**Directions for this task:** Look through the listing for the word "Number". Copy each line that has it.

**Task input:**

• • •

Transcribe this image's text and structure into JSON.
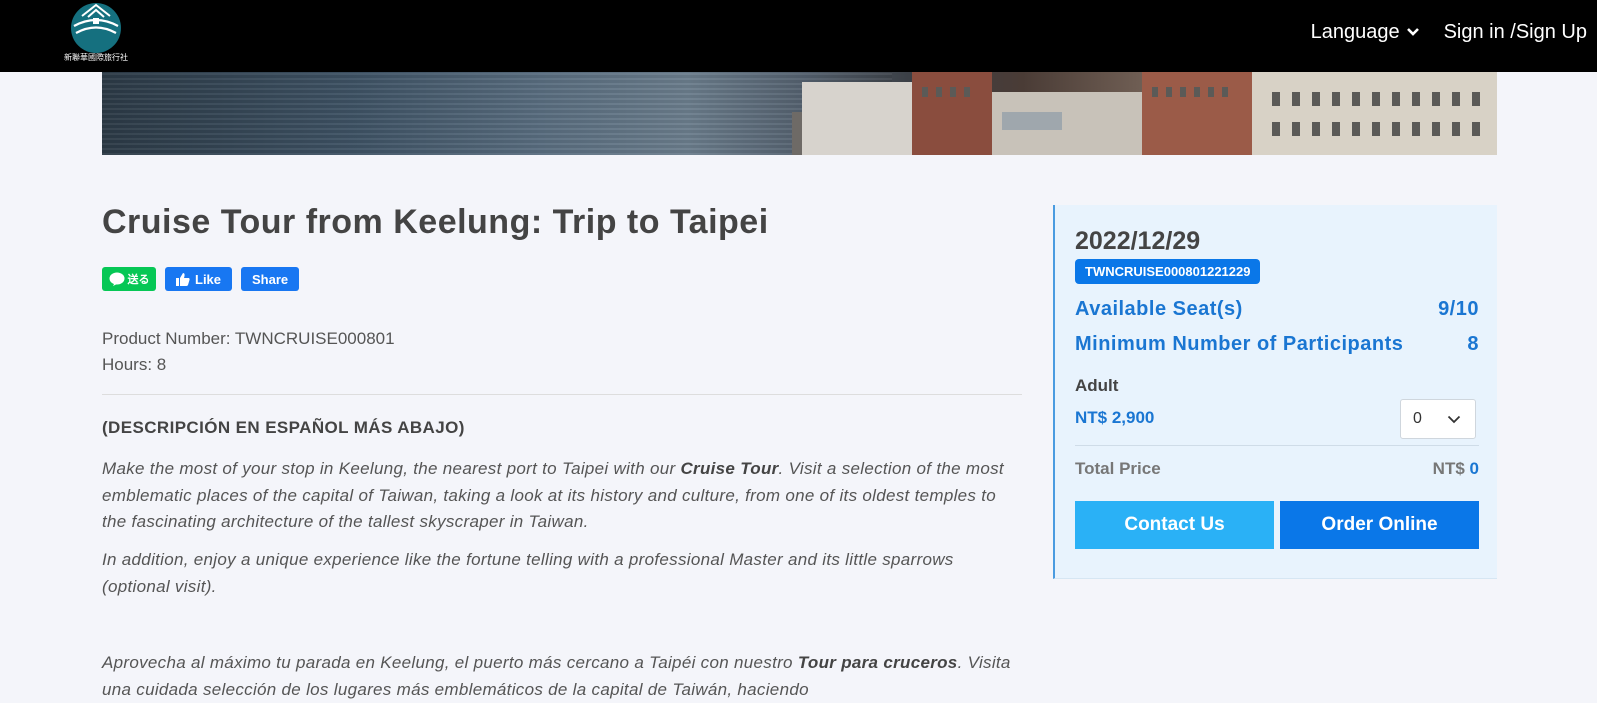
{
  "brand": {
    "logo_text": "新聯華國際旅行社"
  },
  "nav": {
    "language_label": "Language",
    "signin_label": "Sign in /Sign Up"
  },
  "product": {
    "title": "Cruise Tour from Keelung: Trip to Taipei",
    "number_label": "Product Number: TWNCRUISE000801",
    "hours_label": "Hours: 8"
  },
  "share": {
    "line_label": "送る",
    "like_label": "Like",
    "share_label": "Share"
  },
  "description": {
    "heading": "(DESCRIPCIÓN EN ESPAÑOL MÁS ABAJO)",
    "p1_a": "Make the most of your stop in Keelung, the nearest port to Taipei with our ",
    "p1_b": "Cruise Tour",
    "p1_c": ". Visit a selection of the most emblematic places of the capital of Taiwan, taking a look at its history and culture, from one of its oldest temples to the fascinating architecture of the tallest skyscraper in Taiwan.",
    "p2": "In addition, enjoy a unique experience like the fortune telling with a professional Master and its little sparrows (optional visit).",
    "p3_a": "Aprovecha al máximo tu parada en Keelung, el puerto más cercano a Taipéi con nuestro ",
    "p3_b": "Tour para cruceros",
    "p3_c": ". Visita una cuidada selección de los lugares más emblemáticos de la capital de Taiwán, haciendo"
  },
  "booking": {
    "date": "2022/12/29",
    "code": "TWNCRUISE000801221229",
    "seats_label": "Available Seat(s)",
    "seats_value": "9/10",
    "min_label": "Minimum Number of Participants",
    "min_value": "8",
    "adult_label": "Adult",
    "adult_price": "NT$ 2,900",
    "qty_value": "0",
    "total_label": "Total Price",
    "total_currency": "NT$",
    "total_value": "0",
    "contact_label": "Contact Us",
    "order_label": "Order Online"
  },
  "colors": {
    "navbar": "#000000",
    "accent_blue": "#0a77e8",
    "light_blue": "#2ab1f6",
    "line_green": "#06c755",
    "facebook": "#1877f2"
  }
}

• • •

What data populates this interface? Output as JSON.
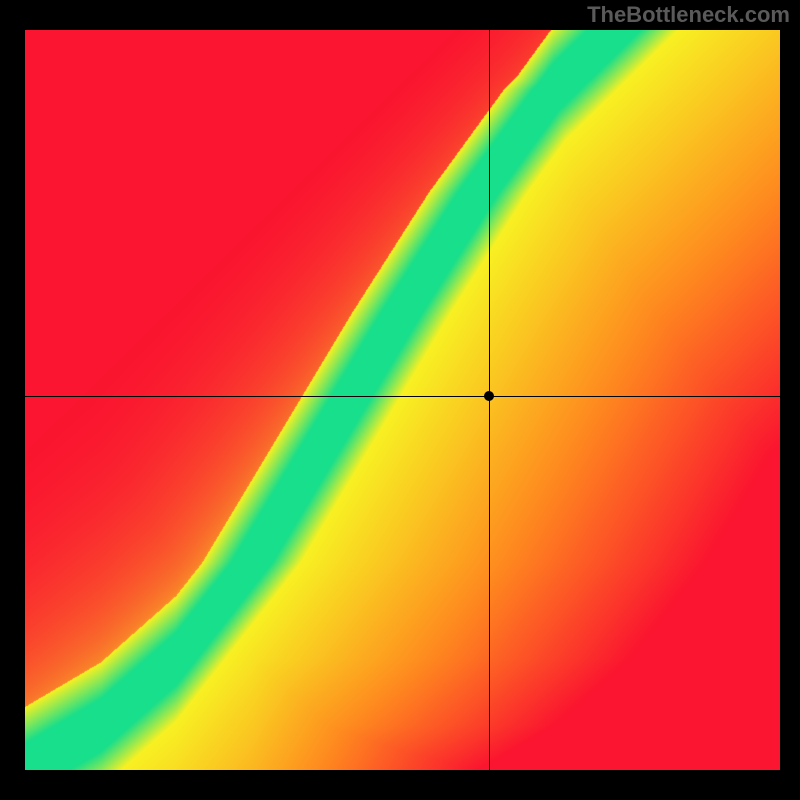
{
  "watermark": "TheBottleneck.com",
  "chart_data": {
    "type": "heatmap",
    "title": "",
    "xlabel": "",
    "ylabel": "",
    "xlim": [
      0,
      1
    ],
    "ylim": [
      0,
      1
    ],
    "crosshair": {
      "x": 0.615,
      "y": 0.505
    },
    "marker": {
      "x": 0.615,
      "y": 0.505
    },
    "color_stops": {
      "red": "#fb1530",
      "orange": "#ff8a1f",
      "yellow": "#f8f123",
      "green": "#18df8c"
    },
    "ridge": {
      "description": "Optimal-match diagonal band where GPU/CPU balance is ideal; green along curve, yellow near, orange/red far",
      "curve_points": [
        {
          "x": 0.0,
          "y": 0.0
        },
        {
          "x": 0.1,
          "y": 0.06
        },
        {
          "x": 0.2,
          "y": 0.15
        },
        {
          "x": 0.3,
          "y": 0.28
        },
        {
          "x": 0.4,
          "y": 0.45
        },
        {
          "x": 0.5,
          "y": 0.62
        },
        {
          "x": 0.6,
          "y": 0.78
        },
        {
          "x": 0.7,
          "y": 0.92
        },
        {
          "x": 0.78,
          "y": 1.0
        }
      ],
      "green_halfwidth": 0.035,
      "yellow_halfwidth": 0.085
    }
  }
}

• • •

**Answer for the task:**
    "number_label": "Product Number: TWNCRUISE000801",
    "min_label": "Minimum Number of Participants",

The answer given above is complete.